--- BEGIN THE RECORDS ---

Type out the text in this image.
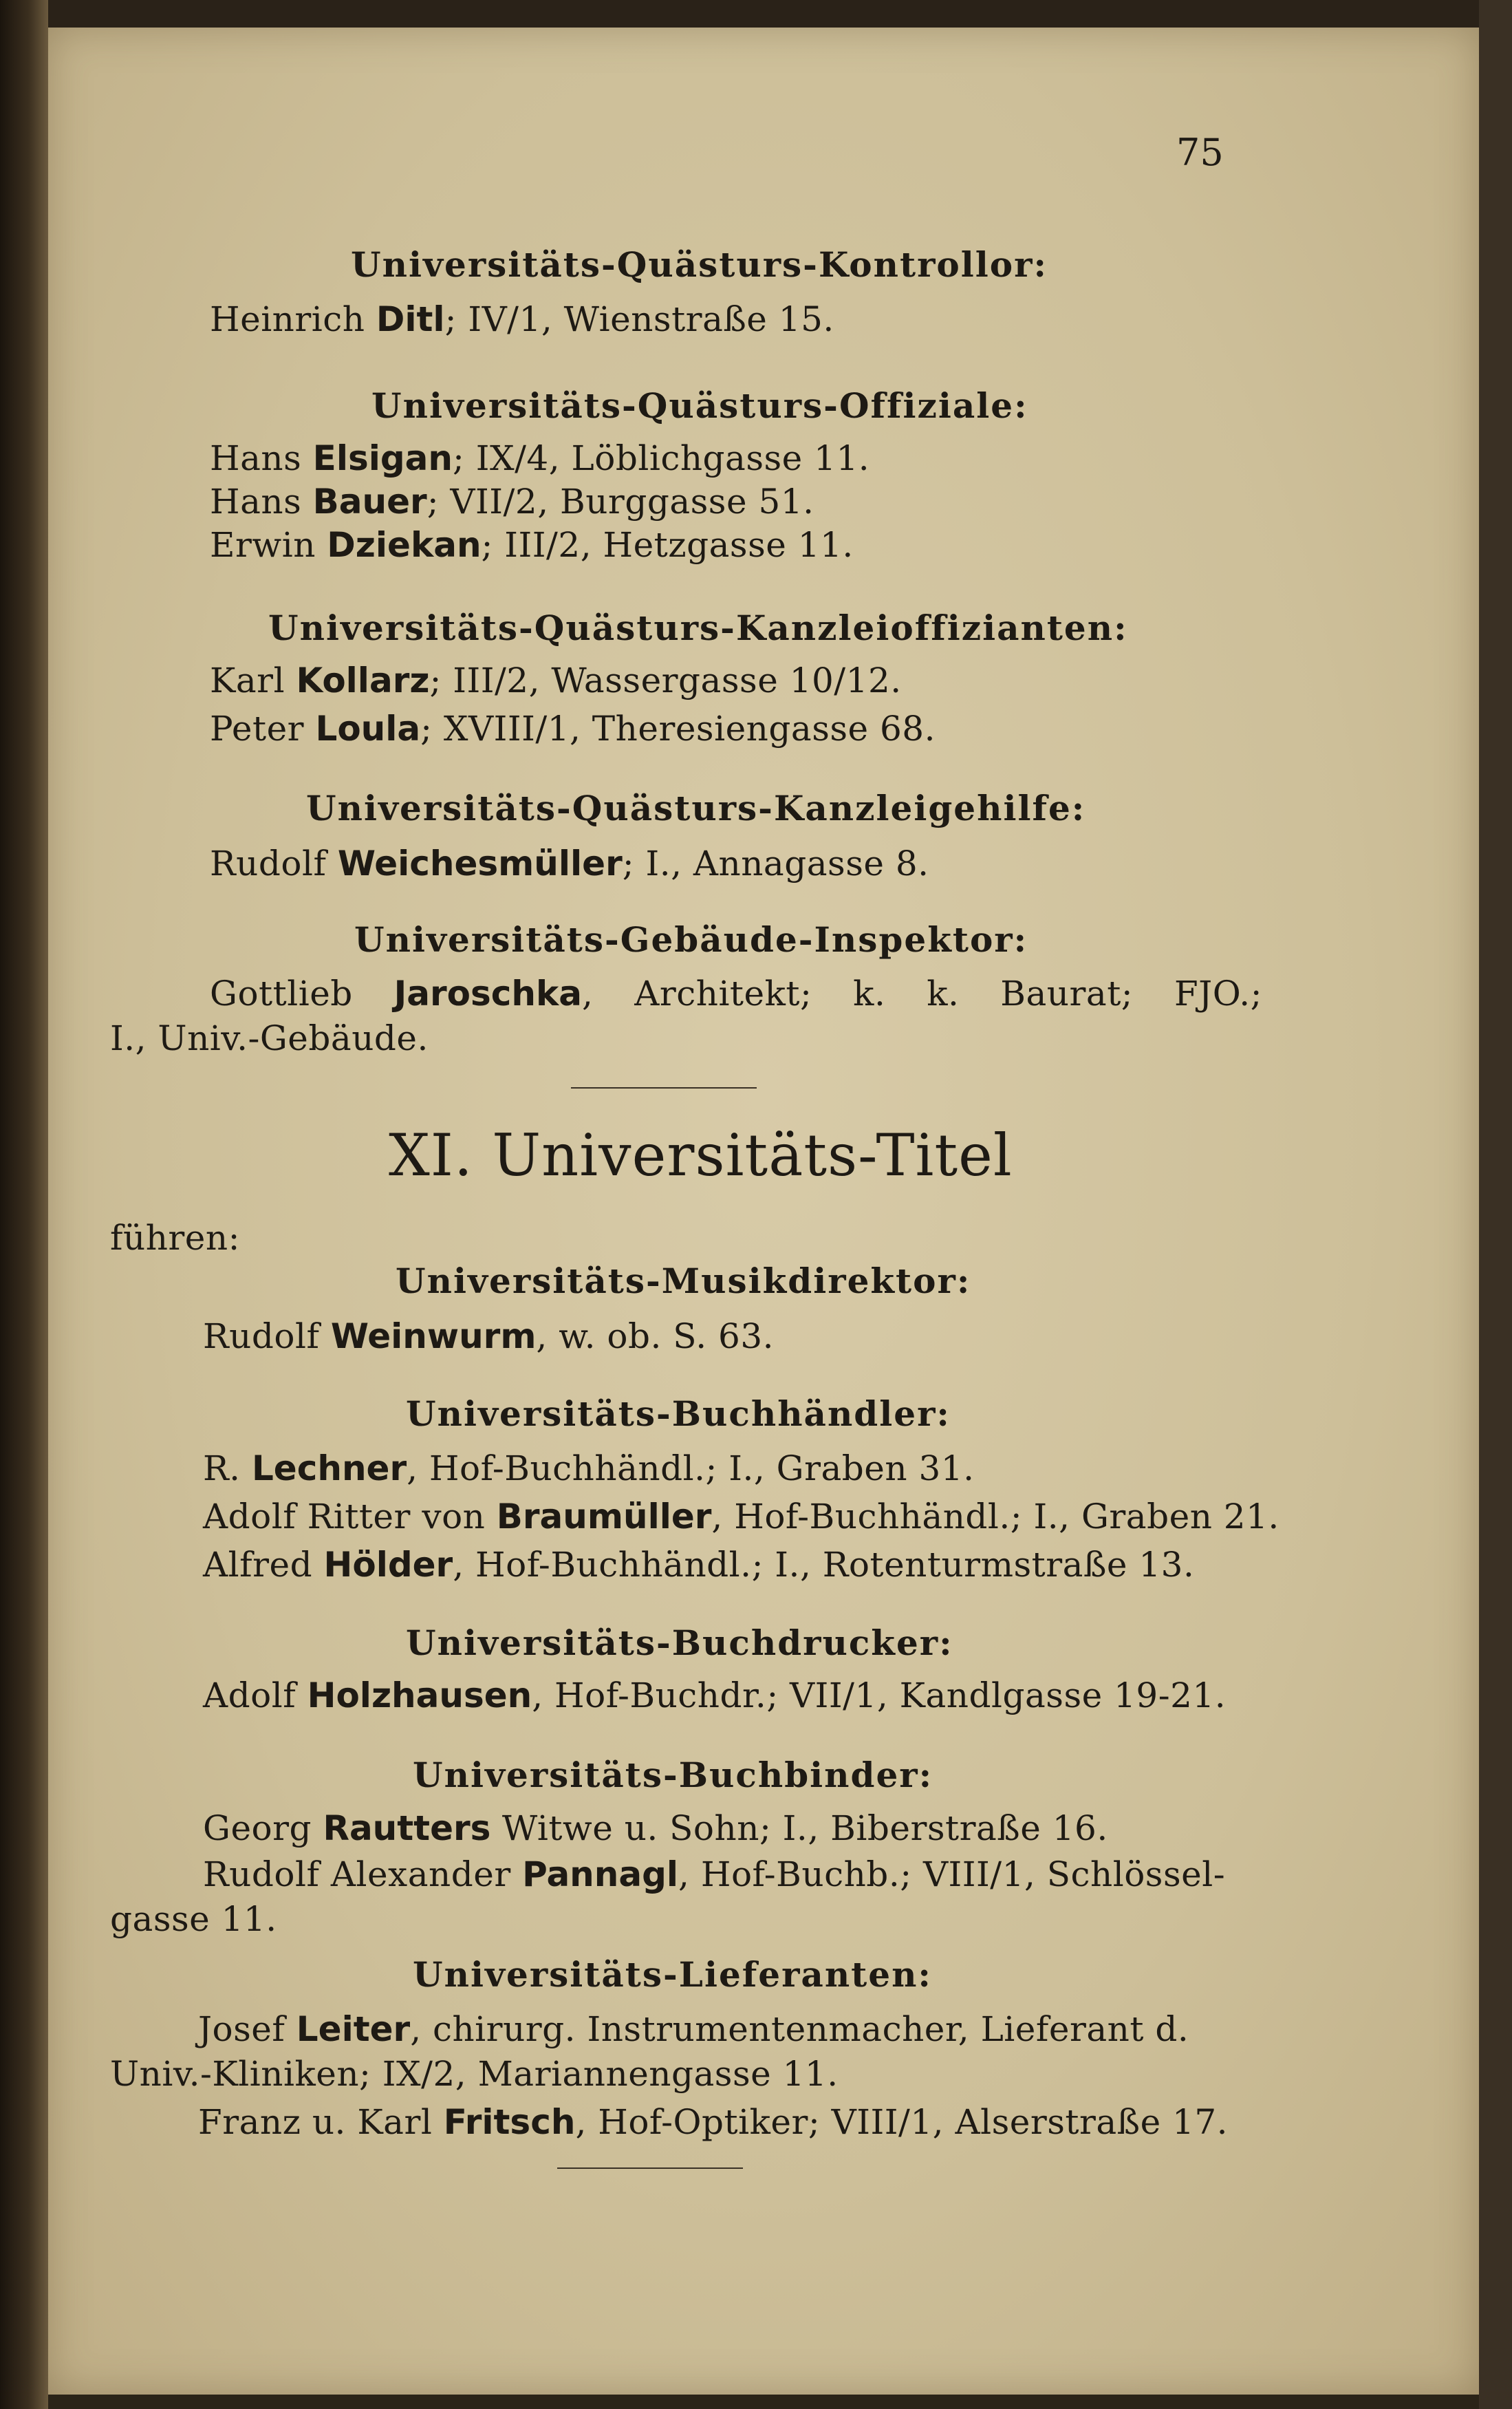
75
Universitäts-Quästurs-Kontrollor:
Heinrich Ditl; IV/1, Wienstraße 15.
Universitäts-Quästurs-Offiziale:
Hans Elsigan; IX/4, Löblichgasse 11.
Hans Bauer; VII/2, Burggasse 51.
Erwin Dziekan; III/2, Hetzgasse 11.
Universitäts-Quästurs-Kanzleioffizianten:
Karl Kollarz; III/2, Wassergasse 10/12.
Peter Loula; XVIII/1, Theresiengasse 68.
Universitäts-Quästurs-Kanzleigehilfe:
Rudolf Weichesmüller; I., Annagasse 8.
Universitäts-Gebäude-Inspektor:
Gottlieb Jaroschka, Architekt; k. k. Baurat; FJO.;
I., Univ.-Gebäude.
XI. Universitäts-Titel
führen:
Universitäts-Musikdirektor:
Rudolf Weinwurm, w. ob. S. 63.
Universitäts-Buchhändler:
R. Lechner, Hof-Buchhändl.; I., Graben 31.
Adolf Ritter von Braumüller, Hof-Buchhändl.; I., Graben 21.
Alfred Hölder, Hof-Buchhändl.; I., Rotenturmstraße 13.
Universitäts-Buchdrucker:
Adolf Holzhausen, Hof-Buchdr.; VII/1, Kandlgasse 19-21.
Universitäts-Buchbinder:
Georg Rautters Witwe u. Sohn; I., Biberstraße 16.
Rudolf Alexander Pannagl, Hof-Buchb.; VIII/1, Schlössel-
gasse 11.
Universitäts-Lieferanten:
Josef Leiter, chirurg. Instrumentenmacher, Lieferant d.
Univ.-Kliniken; IX/2, Mariannengasse 11.
Franz u. Karl Fritsch, Hof-Optiker; VIII/1, Alserstraße 17.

--- END THE RECORDS ---

#### [WHAT TO PRODUCE]
In the material above, find the lines that contain "Karl" and show them.

#### [WRITTEN RESPONSE]
Karl Kollarz; III/2, Wassergasse 10/12.
Franz u. Karl Fritsch, Hof-Optiker; VIII/1, Alserstraße 17.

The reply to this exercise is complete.